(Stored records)

★ ★ ★ ★ ★ ★ ★

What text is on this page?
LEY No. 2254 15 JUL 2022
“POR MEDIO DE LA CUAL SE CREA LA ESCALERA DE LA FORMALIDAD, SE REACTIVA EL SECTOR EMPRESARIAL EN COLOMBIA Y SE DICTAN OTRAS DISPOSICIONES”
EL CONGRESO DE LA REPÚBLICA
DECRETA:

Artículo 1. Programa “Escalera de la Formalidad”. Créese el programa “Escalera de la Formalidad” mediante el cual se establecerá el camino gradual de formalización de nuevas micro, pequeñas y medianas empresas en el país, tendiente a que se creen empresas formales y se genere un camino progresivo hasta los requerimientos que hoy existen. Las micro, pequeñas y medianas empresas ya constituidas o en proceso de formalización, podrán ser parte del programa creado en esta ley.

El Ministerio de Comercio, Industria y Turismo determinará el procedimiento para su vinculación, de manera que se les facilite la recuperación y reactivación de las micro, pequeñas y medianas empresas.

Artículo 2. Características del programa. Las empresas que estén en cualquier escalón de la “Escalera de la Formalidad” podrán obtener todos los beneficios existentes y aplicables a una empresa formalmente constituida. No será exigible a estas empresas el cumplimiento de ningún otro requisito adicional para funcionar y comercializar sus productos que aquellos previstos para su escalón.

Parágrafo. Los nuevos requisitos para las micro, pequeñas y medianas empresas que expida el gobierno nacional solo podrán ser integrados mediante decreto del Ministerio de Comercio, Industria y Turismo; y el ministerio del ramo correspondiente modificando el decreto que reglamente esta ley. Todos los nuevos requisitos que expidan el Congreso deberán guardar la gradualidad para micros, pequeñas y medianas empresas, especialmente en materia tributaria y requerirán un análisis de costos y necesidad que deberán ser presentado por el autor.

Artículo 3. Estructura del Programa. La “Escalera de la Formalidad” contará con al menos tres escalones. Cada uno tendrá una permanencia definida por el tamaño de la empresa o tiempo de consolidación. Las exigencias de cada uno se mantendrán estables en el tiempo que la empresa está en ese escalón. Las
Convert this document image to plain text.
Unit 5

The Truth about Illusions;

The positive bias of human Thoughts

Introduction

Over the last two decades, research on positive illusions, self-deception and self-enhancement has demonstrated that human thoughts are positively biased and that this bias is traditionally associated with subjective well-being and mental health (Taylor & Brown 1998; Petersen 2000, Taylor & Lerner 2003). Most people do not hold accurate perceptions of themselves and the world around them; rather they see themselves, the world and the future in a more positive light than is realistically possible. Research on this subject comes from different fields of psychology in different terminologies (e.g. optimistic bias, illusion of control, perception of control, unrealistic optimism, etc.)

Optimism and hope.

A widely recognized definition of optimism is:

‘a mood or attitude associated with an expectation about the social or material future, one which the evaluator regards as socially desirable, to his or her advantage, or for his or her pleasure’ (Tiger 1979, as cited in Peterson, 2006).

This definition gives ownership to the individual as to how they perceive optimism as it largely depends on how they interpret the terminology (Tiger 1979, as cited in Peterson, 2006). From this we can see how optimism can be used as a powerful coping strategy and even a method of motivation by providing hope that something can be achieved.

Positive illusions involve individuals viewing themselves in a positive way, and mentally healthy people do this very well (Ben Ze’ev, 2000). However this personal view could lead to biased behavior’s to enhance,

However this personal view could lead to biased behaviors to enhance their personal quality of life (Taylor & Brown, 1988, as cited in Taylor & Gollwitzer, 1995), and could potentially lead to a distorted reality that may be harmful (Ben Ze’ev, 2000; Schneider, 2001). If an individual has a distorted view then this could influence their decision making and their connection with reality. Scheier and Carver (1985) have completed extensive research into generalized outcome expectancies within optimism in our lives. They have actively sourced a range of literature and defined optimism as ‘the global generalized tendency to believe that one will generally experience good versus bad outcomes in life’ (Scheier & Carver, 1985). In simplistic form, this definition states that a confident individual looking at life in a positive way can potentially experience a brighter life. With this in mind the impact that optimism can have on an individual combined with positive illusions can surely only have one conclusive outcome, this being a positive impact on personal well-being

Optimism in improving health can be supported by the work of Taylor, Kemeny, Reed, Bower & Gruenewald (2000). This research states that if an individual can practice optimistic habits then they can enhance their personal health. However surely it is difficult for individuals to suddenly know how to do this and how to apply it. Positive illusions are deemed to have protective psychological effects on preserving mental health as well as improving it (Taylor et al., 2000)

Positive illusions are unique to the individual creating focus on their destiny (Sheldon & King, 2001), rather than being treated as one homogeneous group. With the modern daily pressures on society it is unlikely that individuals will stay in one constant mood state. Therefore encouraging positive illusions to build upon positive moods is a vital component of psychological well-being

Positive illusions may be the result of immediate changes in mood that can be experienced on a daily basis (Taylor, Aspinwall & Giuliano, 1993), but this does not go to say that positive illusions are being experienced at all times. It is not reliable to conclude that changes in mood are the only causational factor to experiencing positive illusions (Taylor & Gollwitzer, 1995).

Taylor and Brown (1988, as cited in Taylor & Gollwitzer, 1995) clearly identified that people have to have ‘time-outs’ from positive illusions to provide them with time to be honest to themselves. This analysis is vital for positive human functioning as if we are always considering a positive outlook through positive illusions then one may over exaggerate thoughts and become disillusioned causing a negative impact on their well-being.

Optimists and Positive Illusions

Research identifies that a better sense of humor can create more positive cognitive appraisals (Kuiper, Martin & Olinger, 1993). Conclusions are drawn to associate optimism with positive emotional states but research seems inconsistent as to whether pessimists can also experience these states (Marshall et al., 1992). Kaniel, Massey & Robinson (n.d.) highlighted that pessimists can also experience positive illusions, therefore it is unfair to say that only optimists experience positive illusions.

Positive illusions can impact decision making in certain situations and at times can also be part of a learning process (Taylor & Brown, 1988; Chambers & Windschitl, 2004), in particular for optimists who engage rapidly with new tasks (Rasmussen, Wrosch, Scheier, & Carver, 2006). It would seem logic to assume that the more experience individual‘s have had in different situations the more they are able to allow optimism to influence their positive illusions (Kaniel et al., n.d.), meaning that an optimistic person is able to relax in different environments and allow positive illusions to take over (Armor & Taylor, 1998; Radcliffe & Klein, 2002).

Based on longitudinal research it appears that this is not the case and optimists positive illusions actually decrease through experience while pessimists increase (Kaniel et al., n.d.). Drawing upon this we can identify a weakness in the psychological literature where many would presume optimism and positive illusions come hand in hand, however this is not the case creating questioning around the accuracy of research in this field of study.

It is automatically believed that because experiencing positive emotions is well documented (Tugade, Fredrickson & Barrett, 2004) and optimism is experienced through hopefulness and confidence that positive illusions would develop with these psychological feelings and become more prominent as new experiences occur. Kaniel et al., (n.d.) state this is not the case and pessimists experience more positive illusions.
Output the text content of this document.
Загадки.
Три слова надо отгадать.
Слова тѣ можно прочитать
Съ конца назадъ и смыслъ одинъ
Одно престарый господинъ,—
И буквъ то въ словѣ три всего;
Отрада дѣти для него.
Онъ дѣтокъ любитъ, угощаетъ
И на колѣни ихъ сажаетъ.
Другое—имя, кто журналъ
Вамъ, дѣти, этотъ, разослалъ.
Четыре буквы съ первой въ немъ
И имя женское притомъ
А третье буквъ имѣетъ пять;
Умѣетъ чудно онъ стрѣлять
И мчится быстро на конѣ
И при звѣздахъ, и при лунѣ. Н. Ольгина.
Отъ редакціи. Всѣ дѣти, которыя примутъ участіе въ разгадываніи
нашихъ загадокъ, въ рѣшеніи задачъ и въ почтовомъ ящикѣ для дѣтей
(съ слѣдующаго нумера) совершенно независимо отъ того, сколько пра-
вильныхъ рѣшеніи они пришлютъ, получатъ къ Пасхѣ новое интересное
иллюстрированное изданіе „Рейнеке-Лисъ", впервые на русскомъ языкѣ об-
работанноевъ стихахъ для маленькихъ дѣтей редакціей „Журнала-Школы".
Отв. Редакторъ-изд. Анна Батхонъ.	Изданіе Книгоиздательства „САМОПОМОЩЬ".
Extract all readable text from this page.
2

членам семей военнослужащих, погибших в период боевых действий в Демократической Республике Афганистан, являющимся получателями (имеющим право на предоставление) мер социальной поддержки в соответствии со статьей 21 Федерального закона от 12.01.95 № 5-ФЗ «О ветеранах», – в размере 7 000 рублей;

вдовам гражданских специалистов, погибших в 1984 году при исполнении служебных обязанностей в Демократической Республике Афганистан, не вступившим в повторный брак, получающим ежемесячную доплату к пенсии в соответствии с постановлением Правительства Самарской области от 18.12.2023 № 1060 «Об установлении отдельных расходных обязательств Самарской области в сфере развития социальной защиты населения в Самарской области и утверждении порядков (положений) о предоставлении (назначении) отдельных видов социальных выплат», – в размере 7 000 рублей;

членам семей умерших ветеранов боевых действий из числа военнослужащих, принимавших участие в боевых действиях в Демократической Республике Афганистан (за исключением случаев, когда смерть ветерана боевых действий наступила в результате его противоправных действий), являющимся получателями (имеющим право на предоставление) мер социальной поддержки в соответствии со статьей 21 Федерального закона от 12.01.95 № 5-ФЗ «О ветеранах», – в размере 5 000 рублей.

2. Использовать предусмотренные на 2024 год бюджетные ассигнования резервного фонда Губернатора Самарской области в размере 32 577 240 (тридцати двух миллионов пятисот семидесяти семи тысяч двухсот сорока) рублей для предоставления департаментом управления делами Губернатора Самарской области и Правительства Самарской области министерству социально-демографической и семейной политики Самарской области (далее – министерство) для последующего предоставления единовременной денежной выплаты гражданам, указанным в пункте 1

★ ★ ★ ★ ★ ★ ★

EXERCISE GOAL
Gather all lines from the listing above in which "page" occurs.

CORRECT OUTPUT
What text is on this page?
Extract all readable text from this page.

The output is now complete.